Prompt >> The data below must be copied in full and without any change.

Material for this task >>
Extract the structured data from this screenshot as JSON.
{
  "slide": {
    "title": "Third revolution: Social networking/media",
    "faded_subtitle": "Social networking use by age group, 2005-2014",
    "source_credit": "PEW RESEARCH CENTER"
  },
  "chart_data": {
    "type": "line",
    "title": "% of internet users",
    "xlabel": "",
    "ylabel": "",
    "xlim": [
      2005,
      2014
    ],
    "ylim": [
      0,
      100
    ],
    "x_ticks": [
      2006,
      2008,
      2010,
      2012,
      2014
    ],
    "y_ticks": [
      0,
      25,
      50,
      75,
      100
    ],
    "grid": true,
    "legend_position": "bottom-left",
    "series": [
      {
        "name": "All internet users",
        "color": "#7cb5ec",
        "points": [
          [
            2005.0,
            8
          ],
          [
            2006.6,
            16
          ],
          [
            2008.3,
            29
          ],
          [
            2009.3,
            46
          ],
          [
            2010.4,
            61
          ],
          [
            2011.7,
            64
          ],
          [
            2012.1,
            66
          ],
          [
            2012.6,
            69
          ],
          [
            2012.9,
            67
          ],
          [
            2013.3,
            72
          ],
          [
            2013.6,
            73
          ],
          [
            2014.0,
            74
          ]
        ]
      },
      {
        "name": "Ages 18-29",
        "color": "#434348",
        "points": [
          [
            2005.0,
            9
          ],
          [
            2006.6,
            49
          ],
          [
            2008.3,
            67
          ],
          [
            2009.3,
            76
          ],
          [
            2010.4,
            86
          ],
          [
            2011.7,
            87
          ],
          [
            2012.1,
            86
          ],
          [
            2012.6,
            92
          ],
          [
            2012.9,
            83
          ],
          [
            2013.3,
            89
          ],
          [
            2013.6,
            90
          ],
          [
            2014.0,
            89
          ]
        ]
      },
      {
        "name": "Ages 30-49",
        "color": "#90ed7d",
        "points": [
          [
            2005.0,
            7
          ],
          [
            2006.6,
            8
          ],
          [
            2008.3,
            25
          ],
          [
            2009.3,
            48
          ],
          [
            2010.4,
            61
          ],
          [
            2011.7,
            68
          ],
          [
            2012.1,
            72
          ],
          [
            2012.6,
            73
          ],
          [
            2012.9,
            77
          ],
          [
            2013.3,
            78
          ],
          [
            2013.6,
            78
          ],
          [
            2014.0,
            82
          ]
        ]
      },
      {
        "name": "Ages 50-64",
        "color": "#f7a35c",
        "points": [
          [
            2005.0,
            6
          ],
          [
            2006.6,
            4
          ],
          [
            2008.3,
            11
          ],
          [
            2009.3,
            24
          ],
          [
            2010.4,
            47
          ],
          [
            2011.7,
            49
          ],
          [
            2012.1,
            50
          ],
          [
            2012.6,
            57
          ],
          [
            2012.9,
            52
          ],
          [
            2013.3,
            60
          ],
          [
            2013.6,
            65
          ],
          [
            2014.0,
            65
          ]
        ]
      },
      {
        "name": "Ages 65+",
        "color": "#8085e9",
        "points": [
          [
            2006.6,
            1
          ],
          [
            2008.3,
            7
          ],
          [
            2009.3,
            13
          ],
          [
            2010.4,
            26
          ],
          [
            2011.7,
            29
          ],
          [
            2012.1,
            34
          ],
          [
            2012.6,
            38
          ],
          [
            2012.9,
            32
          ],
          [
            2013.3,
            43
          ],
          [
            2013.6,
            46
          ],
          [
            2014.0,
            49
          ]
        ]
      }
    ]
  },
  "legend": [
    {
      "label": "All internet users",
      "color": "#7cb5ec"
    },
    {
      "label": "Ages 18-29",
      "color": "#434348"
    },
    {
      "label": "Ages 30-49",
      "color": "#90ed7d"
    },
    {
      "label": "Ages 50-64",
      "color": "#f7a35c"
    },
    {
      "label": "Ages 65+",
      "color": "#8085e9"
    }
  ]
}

Expected answer >>
Extract the structured data from this screenshot as JSON.
{
  "slide": {
    "title": "Third revolution: Social networking/media",
    "faded_subtitle": "Social networking use by age group, 2005-2014",
    "source_credit": "PEW RESEARCH CENTER"
  },
  "chart_data": {
    "type": "line",
    "title": "% of internet users",
    "xlabel": "",
    "ylabel": "",
    "xlim": [
      2005,
      2014
    ],
    "ylim": [
      0,
      100
    ],
    "x_ticks": [
      2006,
      2008,
      2010,
      2012,
      2014
    ],
    "y_ticks": [
      0,
      25,
      50,
      75,
      100
    ],
    "grid": true,
    "legend_position": "bottom-left",
    "series": [
      {
        "name": "All internet users",
        "color": "#7cb5ec",
        "points": [
          [
            2005.0,
            8
          ],
          [
            2006.6,
            16
          ],
          [
            2008.3,
            29
          ],
          [
            2009.3,
            46
          ],
          [
            2010.4,
            61
          ],
          [
            2011.7,
            64
          ],
          [
            2012.1,
            66
          ],
          [
            2012.6,
            69
          ],
          [
            2012.9,
            67
          ],
          [
            2013.3,
            72
          ],
          [
            2013.6,
            73
          ],
          [
            2014.0,
            74
          ]
        ]
      },
      {
        "name": "Ages 18-29",
        "color": "#434348",
        "points": [
          [
            2005.0,
            9
          ],
          [
            2006.6,
            49
          ],
          [
            2008.3,
            67
          ],
          [
            2009.3,
            76
          ],
          [
            2010.4,
            86
          ],
          [
            2011.7,
            87
          ],
          [
            2012.1,
            86
          ],
          [
            2012.6,
            92
          ],
          [
            2012.9,
            83
          ],
          [
            2013.3,
            89
          ],
          [
            2013.6,
            90
          ],
          [
            2014.0,
            89
          ]
        ]
      },
      {
        "name": "Ages 30-49",
        "color": "#90ed7d",
        "points": [
          [
            2005.0,
            7
          ],
          [
            2006.6,
            8
          ],
          [
            2008.3,
            25
          ],
          [
            2009.3,
            48
          ],
          [
            2010.4,
            61
          ],
          [
            2011.7,
            68
          ],
          [
            2012.1,
            72
          ],
          [
            2012.6,
            73
          ],
          [
            2012.9,
            77
          ],
          [
            2013.3,
            78
          ],
          [
            2013.6,
            78
          ],
          [
            2014.0,
            82
          ]
        ]
      },
      {
        "name": "Ages 50-64",
        "color": "#f7a35c",
        "points": [
          [
            2005.0,
            6
          ],
          [
            2006.6,
            4
          ],
          [
            2008.3,
            11
          ],
          [
            2009.3,
            24
          ],
          [
            2010.4,
            47
          ],
          [
            2011.7,
            49
          ],
          [
            2012.1,
            50
          ],
          [
            2012.6,
            57
          ],
          [
            2012.9,
            52
          ],
          [
            2013.3,
            60
          ],
          [
            2013.6,
            65
          ],
          [
            2014.0,
            65
          ]
        ]
      },
      {
        "name": "Ages 65+",
        "color": "#8085e9",
        "points": [
          [
            2006.6,
            1
          ],
          [
            2008.3,
            7
          ],
          [
            2009.3,
            13
          ],
          [
            2010.4,
            26
          ],
          [
            2011.7,
            29
          ],
          [
            2012.1,
            34
          ],
          [
            2012.6,
            38
          ],
          [
            2012.9,
            32
          ],
          [
            2013.3,
            43
          ],
          [
            2013.6,
            46
          ],
          [
            2014.0,
            49
          ]
        ]
      }
    ]
  },
  "legend": [
    {
      "label": "All internet users",
      "color": "#7cb5ec"
    },
    {
      "label": "Ages 18-29",
      "color": "#434348"
    },
    {
      "label": "Ages 30-49",
      "color": "#90ed7d"
    },
    {
      "label": "Ages 50-64",
      "color": "#f7a35c"
    },
    {
      "label": "Ages 65+",
      "color": "#8085e9"
    }
  ]
}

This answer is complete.